Short problem:
Scan the records and identify every line in which the string "Total" occurs, then return those lines.

Information supplied:
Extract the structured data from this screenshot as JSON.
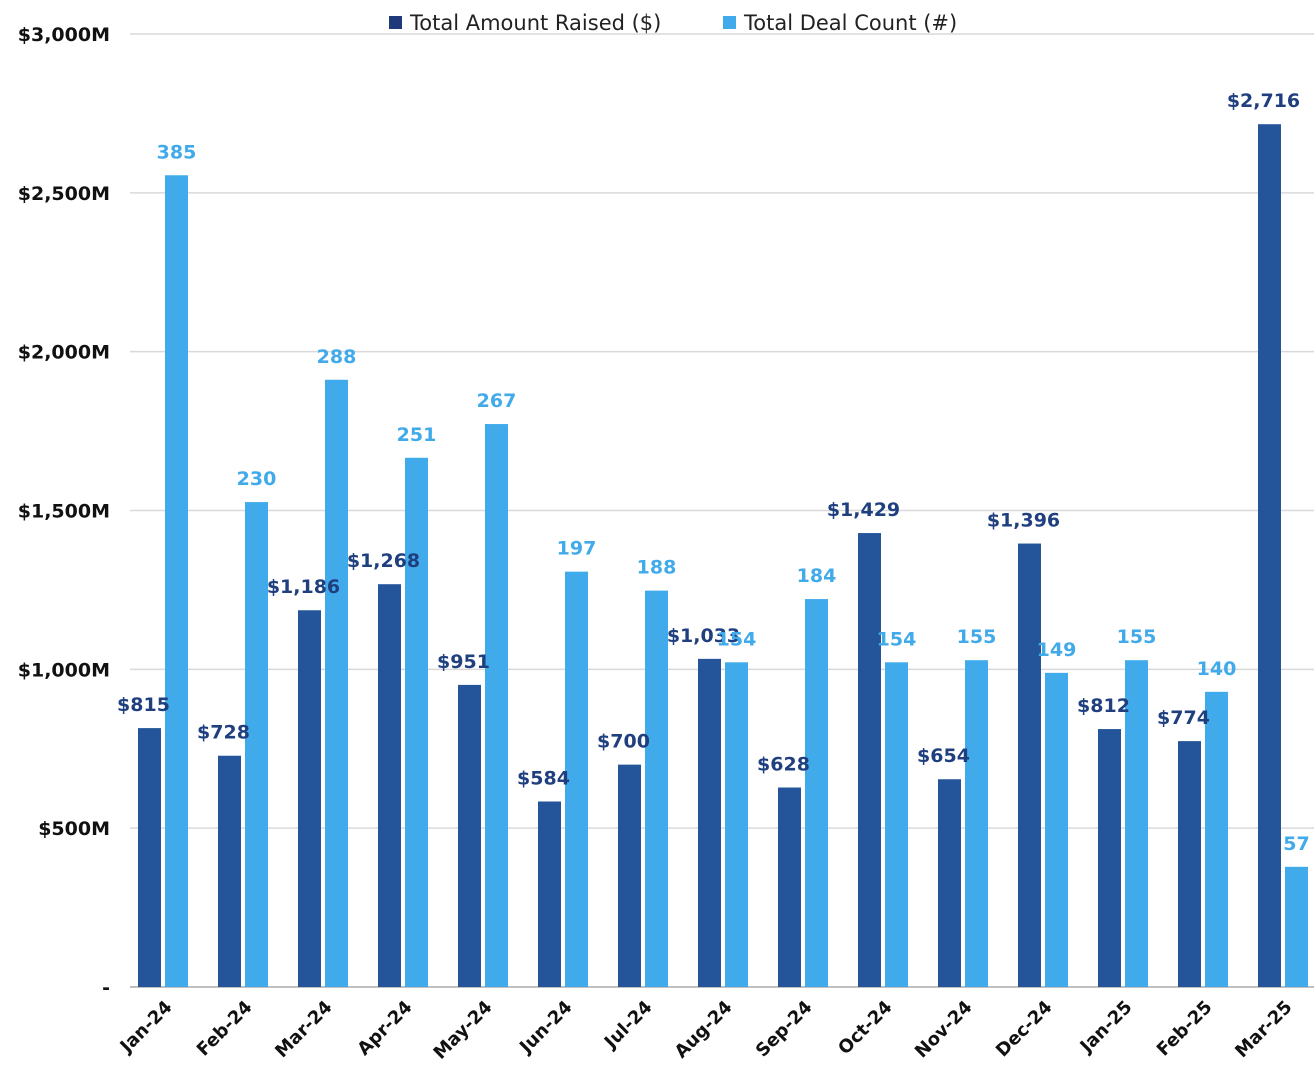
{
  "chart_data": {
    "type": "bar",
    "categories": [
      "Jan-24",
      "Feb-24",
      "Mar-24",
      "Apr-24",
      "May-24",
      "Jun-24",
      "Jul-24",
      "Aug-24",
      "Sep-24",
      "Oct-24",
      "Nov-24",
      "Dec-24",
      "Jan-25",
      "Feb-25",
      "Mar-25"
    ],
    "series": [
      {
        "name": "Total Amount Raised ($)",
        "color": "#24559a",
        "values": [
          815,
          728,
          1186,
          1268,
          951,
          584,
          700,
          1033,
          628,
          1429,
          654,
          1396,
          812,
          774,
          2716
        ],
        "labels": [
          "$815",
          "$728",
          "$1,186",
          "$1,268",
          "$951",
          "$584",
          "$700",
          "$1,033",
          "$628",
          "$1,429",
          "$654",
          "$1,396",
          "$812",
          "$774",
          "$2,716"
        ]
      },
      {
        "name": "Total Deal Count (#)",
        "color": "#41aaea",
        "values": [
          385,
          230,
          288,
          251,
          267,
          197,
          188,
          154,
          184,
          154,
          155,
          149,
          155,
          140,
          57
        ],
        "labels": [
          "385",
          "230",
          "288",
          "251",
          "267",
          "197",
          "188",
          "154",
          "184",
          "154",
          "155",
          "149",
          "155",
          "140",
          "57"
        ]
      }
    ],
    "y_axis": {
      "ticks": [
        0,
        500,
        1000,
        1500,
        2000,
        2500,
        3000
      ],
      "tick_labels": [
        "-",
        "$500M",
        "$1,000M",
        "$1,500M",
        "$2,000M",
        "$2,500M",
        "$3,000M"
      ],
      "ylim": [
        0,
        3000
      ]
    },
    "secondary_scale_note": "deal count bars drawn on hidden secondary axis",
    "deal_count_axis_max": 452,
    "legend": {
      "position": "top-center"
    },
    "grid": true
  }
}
--
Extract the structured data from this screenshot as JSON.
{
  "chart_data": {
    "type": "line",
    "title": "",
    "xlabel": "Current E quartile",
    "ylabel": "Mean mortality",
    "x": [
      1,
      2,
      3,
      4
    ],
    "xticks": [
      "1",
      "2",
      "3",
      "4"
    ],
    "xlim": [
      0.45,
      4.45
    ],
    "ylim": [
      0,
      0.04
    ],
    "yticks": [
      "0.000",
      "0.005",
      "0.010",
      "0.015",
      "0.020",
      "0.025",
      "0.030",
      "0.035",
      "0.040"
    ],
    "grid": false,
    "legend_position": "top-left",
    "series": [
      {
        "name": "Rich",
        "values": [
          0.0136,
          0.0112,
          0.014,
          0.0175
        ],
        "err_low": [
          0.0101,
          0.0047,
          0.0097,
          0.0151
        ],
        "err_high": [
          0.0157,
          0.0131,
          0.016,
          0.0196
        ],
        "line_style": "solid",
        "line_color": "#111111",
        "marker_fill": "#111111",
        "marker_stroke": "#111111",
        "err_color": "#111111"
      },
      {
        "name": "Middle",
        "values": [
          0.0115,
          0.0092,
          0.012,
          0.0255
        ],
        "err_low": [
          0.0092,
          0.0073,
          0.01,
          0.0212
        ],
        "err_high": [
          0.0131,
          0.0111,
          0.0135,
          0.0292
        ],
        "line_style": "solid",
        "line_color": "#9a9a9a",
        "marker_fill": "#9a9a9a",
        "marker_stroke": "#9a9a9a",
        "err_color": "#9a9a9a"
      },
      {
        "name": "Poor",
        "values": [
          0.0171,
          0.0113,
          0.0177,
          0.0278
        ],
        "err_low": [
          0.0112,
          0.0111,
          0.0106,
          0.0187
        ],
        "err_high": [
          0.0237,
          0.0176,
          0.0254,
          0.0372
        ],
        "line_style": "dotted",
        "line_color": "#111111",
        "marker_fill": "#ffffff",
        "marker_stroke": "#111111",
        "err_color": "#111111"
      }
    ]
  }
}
--
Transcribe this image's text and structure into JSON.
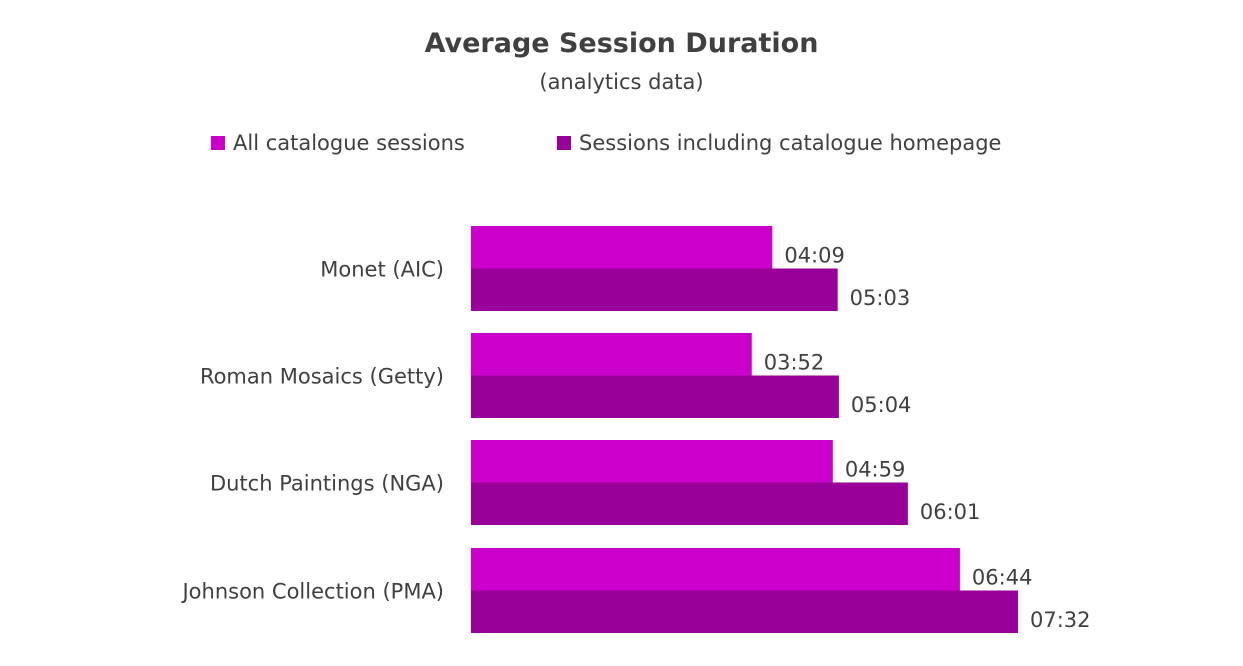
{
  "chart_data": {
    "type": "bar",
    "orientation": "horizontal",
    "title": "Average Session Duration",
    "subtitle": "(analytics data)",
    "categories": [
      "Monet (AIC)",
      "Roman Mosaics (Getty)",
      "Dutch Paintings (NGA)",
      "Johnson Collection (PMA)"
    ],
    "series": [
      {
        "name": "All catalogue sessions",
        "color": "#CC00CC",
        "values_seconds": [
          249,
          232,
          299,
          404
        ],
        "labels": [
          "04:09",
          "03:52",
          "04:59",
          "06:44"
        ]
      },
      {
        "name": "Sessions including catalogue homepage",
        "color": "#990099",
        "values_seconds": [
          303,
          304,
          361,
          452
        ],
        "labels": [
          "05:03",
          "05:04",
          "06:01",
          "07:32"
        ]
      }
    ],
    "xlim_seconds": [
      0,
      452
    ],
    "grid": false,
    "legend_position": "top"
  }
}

Written answer:
        "name": "Total Amount Raised ($)",
        "name": "Total Deal Count (#)",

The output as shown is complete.